[Short task]:
Isolate every line in the records below with "Open" in it.

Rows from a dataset

--*--

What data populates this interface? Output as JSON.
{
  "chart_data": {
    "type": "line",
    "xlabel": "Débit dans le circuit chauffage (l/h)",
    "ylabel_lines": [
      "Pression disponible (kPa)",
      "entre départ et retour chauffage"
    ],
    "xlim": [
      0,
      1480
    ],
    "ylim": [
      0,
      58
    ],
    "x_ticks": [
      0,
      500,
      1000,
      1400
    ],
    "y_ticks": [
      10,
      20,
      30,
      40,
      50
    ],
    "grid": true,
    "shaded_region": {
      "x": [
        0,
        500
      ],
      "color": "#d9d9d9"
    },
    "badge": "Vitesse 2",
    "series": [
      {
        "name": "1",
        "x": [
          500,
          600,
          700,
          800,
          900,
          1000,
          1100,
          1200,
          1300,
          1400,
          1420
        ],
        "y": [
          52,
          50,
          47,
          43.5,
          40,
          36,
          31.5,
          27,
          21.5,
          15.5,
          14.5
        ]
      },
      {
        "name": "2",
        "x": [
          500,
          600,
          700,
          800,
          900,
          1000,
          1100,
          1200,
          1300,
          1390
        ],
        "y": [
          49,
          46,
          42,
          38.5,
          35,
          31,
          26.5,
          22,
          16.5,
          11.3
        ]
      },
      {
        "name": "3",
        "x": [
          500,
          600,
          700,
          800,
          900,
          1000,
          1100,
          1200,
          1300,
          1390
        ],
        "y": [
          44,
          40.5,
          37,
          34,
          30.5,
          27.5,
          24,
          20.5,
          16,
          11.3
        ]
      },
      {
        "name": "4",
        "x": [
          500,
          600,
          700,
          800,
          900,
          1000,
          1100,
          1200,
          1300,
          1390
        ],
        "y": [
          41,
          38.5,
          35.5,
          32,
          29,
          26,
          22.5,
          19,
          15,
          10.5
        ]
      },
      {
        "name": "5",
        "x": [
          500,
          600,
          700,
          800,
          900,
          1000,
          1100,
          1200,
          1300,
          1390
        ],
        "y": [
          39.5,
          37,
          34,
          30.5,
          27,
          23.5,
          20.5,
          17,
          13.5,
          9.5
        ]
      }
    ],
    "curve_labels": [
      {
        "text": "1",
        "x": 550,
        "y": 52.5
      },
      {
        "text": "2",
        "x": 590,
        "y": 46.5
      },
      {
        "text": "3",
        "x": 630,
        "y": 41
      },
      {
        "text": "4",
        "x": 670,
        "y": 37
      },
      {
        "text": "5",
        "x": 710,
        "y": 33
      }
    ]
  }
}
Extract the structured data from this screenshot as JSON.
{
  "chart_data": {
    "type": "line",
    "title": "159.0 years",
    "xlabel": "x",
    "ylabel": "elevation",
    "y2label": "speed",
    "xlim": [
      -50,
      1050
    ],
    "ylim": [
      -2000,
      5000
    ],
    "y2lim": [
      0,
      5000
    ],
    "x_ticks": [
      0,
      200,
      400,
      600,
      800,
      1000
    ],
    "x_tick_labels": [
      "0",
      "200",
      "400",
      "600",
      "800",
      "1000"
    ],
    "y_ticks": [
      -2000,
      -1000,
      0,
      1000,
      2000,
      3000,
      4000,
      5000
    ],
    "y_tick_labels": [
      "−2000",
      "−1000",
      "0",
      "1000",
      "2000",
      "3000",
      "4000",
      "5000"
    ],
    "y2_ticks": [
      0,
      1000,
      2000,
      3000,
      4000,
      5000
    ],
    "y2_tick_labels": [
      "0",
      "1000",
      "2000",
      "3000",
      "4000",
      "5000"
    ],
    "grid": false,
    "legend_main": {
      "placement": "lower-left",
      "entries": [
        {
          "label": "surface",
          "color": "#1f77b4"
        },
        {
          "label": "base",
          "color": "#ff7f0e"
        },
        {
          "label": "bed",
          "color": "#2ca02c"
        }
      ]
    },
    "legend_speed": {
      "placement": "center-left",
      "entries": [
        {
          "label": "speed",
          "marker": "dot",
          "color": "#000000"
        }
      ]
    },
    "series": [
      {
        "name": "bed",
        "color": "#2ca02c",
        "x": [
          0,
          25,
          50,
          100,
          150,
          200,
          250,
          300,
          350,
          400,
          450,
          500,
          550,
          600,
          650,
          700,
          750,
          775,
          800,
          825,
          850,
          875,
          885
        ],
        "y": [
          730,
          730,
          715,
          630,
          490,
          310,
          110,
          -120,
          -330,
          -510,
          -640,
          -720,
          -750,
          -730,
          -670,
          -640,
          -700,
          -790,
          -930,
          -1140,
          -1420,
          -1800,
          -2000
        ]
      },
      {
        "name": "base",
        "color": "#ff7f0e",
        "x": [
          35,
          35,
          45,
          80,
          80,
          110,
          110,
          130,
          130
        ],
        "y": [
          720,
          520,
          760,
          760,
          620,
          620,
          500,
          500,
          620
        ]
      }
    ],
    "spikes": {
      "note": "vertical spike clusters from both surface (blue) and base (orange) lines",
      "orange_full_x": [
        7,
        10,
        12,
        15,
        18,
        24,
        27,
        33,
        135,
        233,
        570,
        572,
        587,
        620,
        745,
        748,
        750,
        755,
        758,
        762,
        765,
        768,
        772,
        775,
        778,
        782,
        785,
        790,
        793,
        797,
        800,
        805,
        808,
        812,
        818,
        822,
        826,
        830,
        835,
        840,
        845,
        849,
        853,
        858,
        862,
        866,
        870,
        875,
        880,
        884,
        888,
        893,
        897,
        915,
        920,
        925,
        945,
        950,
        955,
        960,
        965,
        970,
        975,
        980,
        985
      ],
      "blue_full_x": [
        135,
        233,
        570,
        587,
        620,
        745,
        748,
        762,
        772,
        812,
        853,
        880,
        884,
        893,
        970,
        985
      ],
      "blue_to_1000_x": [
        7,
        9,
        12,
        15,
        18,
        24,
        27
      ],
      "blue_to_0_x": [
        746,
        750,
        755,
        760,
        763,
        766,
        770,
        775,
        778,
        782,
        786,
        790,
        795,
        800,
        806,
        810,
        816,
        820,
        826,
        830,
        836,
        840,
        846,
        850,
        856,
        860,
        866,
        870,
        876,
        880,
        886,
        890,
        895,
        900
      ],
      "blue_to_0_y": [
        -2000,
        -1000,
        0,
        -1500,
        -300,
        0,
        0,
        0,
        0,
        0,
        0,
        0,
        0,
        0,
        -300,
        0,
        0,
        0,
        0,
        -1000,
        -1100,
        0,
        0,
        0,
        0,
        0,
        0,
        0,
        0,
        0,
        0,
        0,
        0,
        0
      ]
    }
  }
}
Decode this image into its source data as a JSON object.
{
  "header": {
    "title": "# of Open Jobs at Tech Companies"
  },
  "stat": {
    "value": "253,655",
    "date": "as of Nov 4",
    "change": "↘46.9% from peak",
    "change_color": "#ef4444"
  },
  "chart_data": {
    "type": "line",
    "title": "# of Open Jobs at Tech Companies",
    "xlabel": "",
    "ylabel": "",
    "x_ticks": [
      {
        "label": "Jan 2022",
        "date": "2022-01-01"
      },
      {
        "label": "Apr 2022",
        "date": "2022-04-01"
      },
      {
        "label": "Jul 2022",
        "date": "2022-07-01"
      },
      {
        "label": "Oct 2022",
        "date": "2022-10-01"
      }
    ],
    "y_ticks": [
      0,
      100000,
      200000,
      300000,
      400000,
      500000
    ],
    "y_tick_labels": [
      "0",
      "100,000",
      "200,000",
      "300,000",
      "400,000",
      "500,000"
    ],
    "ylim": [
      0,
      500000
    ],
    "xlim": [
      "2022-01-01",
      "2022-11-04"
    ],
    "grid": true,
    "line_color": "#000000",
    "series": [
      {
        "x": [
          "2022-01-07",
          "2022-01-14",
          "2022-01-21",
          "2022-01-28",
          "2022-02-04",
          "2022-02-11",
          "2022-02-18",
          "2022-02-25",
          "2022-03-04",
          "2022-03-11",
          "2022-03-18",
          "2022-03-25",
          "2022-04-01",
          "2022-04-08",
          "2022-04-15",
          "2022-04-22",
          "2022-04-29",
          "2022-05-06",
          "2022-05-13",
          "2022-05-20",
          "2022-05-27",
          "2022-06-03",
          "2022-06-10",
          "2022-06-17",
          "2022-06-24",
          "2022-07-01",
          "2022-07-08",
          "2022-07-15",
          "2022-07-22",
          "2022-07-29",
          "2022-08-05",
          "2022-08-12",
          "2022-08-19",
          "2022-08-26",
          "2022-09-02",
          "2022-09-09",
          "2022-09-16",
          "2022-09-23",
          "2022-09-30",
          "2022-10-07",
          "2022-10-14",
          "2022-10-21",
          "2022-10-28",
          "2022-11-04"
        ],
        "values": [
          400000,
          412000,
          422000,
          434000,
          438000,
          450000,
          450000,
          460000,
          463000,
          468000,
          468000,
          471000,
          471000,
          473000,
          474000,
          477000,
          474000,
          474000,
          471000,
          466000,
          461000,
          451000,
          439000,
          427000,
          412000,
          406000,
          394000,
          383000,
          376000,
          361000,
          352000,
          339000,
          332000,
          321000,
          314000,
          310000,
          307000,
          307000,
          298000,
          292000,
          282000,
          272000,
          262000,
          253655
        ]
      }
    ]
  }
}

--*--

[Solution for this task]:
    "title": "# of Open Jobs at Tech Companies"
    "title": "# of Open Jobs at Tech Companies",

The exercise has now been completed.